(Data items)

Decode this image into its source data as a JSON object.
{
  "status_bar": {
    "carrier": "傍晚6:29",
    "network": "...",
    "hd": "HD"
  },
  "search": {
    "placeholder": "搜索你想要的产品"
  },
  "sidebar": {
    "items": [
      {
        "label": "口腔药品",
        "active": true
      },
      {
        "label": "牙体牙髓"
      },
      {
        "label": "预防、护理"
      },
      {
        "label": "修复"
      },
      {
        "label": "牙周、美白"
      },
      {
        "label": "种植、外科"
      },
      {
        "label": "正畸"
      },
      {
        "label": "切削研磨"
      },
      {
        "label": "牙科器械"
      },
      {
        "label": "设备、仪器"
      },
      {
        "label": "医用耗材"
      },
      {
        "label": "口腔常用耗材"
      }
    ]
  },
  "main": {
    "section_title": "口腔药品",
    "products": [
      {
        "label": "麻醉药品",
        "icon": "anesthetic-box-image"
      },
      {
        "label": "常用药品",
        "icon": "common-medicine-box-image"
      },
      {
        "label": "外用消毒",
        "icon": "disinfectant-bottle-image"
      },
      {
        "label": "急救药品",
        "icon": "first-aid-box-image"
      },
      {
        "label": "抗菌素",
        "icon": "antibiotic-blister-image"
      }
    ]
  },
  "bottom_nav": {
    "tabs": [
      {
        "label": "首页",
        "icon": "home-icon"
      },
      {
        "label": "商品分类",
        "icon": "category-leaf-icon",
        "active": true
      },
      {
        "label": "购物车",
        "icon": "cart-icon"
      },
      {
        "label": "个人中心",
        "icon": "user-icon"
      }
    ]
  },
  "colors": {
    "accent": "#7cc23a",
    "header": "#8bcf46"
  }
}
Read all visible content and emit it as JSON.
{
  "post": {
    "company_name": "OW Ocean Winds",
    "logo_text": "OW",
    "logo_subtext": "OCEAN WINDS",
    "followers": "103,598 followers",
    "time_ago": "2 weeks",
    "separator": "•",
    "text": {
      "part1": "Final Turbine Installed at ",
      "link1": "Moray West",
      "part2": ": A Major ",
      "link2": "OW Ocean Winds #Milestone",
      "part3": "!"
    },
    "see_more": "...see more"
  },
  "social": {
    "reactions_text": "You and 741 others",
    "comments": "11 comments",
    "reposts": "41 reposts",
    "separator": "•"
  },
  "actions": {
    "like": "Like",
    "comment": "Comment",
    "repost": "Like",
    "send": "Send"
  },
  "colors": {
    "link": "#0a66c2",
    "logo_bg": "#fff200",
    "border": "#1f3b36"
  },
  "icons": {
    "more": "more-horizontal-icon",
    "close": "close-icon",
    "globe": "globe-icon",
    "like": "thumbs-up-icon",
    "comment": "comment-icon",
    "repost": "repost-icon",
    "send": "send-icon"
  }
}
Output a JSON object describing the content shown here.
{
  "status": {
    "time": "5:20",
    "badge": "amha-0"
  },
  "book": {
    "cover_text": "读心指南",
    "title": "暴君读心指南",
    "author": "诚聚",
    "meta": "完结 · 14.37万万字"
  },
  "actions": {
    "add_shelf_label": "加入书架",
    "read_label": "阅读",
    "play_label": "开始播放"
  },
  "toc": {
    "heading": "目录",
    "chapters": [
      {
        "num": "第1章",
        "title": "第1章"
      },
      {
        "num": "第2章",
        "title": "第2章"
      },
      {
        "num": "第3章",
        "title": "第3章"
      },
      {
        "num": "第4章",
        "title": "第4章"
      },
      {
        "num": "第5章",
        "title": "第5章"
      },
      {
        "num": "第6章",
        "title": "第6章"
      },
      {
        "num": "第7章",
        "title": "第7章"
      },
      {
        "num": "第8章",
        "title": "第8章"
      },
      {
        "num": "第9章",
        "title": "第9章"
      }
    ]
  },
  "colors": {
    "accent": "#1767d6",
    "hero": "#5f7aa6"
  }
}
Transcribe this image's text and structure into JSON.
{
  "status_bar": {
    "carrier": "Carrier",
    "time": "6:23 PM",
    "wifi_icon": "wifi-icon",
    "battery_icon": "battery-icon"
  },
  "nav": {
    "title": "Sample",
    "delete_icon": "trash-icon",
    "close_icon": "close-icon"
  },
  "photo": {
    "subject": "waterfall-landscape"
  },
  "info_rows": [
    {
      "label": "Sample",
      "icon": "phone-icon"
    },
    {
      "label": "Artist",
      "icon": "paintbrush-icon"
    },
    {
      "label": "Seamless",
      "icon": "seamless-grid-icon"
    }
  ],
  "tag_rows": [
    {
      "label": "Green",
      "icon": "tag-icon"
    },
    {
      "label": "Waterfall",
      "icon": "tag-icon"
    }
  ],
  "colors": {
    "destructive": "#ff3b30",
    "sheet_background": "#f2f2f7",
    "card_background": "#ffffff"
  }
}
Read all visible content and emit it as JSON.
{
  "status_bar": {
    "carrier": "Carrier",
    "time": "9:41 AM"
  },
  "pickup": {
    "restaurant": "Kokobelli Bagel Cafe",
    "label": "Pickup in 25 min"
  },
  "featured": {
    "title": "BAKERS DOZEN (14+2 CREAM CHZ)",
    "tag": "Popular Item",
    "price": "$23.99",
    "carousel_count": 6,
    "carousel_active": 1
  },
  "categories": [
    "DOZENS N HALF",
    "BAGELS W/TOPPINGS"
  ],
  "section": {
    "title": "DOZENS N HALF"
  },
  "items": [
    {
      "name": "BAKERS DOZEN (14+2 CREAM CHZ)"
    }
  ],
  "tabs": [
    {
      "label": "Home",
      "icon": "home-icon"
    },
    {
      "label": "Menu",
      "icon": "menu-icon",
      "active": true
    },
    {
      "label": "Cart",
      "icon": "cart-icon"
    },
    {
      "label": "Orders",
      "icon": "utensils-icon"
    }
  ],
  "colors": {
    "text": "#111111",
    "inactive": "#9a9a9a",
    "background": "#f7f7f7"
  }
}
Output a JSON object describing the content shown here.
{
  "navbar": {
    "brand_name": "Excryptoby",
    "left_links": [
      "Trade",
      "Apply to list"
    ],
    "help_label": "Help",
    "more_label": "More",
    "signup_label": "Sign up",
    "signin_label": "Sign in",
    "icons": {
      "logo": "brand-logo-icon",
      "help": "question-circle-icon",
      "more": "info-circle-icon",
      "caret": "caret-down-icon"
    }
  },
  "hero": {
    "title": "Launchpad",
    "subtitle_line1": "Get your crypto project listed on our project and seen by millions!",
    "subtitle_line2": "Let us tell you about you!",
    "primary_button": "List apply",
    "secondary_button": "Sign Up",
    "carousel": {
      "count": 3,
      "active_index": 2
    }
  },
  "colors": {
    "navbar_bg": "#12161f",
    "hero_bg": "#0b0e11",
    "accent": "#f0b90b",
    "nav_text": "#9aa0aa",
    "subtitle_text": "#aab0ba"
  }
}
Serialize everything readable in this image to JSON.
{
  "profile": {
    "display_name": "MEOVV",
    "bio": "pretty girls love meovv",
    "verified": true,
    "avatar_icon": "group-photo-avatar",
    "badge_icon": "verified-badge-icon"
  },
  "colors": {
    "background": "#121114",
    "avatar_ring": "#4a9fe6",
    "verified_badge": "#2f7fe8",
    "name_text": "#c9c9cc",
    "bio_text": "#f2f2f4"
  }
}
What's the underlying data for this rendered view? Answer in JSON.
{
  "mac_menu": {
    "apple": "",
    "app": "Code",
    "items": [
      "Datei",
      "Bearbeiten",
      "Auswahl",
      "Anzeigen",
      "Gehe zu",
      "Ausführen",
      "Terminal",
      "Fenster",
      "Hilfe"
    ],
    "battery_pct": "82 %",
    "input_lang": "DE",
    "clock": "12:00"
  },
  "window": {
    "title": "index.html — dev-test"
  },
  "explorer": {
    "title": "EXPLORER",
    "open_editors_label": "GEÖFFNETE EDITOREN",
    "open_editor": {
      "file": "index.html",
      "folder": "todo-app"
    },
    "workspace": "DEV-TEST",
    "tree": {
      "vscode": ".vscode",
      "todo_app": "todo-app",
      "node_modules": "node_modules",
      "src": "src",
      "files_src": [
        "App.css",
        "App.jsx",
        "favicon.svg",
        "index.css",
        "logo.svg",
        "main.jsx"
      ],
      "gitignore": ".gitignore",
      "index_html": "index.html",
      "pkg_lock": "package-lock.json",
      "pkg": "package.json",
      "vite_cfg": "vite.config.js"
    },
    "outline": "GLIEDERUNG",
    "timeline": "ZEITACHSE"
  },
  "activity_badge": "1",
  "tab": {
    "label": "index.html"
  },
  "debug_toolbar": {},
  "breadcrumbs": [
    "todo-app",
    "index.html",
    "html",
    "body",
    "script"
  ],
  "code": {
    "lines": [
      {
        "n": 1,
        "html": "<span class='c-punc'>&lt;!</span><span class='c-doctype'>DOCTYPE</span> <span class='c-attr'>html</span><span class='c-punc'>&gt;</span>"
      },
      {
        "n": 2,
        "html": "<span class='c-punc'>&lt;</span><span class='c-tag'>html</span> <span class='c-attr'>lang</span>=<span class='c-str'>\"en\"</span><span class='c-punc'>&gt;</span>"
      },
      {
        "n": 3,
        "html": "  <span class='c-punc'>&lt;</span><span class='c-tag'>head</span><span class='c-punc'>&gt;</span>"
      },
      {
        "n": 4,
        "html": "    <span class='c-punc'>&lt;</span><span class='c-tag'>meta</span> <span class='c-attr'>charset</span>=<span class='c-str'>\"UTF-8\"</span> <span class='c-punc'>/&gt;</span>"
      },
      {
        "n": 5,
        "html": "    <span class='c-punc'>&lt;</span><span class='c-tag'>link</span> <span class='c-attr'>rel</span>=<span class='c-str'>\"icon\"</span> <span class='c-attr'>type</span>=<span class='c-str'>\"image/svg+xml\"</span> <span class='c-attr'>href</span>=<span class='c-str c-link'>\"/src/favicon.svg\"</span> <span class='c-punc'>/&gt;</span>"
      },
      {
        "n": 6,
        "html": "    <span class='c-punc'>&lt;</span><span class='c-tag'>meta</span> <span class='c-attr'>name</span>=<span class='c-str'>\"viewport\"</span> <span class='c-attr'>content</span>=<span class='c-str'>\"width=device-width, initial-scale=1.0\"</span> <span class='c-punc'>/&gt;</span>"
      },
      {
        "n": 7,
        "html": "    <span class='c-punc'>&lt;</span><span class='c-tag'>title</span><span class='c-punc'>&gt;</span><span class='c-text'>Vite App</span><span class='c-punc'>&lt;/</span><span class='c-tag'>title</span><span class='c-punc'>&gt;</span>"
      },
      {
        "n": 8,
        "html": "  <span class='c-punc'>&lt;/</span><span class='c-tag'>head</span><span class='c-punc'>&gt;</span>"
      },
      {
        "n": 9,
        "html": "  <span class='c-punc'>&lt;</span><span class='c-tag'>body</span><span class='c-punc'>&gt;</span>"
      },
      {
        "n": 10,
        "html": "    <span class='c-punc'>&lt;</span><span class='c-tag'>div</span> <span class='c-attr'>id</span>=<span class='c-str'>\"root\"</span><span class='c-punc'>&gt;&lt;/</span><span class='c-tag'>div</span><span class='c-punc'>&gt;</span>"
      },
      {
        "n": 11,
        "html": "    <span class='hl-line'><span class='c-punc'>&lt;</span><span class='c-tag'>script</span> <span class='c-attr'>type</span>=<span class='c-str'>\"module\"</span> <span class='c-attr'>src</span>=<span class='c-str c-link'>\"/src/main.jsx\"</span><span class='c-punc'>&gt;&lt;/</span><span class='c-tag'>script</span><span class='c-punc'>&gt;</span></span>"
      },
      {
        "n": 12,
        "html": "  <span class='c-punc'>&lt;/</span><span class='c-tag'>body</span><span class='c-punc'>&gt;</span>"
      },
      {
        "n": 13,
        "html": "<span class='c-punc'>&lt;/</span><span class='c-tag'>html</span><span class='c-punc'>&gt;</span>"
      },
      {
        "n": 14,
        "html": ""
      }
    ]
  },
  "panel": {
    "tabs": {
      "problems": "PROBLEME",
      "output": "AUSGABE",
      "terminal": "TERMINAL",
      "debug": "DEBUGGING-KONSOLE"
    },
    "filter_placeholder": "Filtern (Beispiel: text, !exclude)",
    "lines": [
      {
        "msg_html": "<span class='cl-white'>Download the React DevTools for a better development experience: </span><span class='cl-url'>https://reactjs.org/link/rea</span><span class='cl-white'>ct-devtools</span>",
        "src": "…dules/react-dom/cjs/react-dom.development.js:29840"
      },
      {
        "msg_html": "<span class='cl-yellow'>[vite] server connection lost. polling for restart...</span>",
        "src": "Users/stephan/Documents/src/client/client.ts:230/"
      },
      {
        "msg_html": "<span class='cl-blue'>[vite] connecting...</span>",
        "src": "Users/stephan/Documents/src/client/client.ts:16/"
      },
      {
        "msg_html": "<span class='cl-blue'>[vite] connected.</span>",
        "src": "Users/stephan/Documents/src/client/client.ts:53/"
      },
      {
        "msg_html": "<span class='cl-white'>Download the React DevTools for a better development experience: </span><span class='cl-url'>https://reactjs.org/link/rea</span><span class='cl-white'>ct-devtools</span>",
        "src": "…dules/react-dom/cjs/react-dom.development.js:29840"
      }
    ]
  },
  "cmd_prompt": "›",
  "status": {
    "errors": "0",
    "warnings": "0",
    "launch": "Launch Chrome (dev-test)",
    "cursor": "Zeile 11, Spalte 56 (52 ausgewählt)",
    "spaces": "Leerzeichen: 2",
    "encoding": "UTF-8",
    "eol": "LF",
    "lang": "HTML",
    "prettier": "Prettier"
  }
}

(STATED PROBLEM) Find each line in the records holding the string "favicon" and show it.

(SOLUTION FOR THIS PROBLEM)
        "favicon.svg",
        "html": "    <span class='c-punc'>&lt;</span><span class='c-tag'>link</span> <span class='c-attr'>rel</span>=<span class='c-str'>\"icon\"</span> <span class='c-attr'>type</span>=<span class='c-str'>\"image/svg+xml\"</span> <span class='c-attr'>href</span>=<span class='c-str c-link'>\"/src/favicon.svg\"</span> <span class='c-punc'>/&gt;</span>"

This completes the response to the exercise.